**Problem to solve**
Pick out each line containing the string "your".

**Information given**
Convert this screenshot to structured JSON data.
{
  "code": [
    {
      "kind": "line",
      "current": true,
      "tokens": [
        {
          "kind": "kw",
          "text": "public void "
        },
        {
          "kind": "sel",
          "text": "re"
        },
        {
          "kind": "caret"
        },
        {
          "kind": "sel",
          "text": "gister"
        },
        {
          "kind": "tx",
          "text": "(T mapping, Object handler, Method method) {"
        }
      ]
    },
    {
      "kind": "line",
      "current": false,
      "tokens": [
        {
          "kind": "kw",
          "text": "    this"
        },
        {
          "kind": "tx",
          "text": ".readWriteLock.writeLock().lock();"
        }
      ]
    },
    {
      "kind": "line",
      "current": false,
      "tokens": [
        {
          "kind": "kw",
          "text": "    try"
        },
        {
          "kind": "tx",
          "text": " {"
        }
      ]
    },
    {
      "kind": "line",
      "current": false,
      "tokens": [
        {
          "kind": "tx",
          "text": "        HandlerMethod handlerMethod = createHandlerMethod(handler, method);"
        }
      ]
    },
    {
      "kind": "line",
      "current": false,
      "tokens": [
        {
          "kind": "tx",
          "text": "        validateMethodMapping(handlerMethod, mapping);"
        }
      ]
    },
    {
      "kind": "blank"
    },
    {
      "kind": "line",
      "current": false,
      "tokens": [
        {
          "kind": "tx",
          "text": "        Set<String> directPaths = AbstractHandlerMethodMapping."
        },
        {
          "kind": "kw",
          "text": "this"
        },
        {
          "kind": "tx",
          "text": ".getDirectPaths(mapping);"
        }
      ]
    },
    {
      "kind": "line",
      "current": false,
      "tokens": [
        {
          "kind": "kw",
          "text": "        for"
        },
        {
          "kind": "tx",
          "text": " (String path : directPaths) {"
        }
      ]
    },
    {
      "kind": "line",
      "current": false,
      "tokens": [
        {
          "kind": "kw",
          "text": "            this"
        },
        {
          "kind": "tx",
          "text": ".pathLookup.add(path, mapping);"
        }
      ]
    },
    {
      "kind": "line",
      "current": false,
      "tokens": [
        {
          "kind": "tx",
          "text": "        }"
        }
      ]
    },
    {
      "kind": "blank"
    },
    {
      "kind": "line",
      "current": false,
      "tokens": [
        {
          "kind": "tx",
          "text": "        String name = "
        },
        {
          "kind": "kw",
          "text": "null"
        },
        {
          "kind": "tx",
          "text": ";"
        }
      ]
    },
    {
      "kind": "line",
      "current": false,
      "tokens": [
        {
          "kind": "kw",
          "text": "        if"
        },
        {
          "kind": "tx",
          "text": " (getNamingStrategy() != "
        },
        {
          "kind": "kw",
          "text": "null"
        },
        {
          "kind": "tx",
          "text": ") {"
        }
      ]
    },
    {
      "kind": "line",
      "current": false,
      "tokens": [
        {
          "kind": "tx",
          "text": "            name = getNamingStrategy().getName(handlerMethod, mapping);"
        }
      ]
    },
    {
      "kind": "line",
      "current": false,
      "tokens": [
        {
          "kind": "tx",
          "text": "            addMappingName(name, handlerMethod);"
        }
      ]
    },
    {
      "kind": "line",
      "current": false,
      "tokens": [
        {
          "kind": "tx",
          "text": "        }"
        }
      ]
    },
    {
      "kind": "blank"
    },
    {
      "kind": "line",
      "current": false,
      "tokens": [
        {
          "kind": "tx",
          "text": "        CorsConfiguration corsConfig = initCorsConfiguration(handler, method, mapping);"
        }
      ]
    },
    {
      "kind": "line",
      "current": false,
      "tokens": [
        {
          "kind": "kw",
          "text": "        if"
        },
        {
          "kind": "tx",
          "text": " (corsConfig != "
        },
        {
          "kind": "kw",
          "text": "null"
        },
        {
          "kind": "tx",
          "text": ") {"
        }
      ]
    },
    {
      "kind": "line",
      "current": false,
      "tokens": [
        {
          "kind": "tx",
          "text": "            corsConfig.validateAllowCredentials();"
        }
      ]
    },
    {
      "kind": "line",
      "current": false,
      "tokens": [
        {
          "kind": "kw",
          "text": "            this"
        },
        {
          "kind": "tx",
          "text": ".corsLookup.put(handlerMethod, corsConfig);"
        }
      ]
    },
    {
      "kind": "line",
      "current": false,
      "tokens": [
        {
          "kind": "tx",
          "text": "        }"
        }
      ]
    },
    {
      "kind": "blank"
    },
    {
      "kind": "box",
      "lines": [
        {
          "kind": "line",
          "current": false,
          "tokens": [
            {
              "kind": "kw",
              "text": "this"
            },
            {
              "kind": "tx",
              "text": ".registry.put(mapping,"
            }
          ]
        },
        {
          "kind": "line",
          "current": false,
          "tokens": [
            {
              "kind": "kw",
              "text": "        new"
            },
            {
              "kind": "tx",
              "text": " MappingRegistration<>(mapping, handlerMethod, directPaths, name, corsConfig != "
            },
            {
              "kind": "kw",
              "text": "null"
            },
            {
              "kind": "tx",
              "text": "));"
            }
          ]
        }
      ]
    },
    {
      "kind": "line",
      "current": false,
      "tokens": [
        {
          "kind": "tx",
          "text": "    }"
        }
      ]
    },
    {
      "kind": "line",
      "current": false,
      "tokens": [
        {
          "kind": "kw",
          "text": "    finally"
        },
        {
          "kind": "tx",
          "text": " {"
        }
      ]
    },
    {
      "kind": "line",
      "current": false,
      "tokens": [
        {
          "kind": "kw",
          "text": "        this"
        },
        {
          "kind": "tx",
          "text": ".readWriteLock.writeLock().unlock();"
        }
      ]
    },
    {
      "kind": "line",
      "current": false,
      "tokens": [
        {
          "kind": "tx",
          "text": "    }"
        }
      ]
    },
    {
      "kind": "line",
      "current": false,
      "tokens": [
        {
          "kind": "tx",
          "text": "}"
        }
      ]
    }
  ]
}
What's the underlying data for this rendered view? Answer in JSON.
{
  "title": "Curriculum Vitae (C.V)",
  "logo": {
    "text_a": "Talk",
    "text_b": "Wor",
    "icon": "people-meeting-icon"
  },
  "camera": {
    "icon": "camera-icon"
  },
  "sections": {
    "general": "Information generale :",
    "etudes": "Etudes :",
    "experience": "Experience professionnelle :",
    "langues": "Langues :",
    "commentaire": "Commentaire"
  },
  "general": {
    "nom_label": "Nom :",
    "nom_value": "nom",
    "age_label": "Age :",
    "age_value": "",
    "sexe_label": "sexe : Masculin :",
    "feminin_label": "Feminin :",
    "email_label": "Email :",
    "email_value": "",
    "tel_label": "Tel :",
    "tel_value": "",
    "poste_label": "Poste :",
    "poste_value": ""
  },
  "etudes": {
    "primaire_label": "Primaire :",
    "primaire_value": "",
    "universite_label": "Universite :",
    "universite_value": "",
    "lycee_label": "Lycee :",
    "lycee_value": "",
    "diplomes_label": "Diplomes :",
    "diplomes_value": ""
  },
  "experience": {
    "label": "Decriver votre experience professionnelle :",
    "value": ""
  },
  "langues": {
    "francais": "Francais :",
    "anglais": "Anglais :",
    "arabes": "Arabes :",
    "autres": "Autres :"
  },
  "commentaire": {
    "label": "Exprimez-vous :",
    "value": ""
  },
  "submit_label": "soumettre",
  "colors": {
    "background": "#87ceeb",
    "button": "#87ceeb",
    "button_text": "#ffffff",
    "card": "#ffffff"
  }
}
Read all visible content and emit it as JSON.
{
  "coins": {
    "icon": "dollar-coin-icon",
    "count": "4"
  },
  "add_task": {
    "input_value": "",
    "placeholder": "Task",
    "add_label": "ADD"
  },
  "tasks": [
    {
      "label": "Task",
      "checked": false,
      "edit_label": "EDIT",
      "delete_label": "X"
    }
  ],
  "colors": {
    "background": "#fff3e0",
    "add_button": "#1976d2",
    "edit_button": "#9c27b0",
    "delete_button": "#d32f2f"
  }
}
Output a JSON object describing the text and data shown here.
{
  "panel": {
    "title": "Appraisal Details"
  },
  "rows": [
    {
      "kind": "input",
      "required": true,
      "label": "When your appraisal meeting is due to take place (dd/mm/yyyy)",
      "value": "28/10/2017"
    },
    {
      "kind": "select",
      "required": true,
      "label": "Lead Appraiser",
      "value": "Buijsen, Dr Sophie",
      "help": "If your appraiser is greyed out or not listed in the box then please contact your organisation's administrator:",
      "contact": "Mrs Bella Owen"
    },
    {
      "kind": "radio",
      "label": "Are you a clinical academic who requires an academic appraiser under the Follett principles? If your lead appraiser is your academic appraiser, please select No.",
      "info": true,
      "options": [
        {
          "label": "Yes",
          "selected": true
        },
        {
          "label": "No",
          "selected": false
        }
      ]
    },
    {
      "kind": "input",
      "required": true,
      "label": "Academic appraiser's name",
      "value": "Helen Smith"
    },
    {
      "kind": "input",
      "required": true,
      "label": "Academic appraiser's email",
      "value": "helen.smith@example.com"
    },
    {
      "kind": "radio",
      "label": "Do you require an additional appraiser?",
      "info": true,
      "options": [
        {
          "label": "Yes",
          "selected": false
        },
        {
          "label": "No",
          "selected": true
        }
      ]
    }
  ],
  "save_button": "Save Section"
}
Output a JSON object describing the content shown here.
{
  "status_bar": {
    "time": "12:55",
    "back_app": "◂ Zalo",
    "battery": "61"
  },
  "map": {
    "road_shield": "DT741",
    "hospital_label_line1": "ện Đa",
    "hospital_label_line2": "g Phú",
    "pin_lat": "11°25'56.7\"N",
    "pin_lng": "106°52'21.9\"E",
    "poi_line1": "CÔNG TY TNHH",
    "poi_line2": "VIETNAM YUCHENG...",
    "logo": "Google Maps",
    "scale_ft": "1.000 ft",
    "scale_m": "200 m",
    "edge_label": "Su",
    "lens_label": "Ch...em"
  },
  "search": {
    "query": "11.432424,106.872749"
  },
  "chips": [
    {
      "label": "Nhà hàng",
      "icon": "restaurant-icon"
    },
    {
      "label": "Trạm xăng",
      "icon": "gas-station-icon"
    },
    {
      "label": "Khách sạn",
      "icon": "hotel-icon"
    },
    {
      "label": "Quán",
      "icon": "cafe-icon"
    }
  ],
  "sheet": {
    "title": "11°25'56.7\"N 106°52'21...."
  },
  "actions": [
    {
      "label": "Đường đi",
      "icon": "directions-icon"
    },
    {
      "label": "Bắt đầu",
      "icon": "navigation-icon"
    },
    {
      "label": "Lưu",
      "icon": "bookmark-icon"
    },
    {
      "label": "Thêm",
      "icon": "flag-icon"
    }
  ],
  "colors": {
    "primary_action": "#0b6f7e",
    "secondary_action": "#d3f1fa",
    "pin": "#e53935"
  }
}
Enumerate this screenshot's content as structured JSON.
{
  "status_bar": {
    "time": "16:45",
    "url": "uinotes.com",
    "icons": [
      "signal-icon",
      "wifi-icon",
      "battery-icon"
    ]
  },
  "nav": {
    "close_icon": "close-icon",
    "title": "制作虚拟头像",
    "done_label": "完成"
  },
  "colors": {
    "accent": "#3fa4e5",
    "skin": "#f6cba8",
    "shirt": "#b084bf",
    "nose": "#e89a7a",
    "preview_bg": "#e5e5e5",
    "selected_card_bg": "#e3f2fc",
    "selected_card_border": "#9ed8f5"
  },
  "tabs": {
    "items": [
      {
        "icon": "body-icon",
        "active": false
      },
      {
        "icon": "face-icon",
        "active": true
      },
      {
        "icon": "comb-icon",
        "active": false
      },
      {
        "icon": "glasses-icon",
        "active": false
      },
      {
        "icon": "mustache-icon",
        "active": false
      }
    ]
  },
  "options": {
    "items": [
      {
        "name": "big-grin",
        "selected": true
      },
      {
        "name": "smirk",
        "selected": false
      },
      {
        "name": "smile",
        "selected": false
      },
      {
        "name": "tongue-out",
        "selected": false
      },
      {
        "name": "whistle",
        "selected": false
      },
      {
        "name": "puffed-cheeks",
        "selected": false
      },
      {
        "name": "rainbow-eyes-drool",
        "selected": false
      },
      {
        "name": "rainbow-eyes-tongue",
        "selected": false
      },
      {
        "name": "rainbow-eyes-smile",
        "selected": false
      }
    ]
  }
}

**Correct answer**
      "label": "When your appraisal meeting is due to take place (dd/mm/yyyy)",
      "help": "If your appraiser is greyed out or not listed in the box then please contact your organisation's administrator:",
      "label": "Are you a clinical academic who requires an academic appraiser under the Follett principles? If your lead appraiser is your academic appraiser, please select No.",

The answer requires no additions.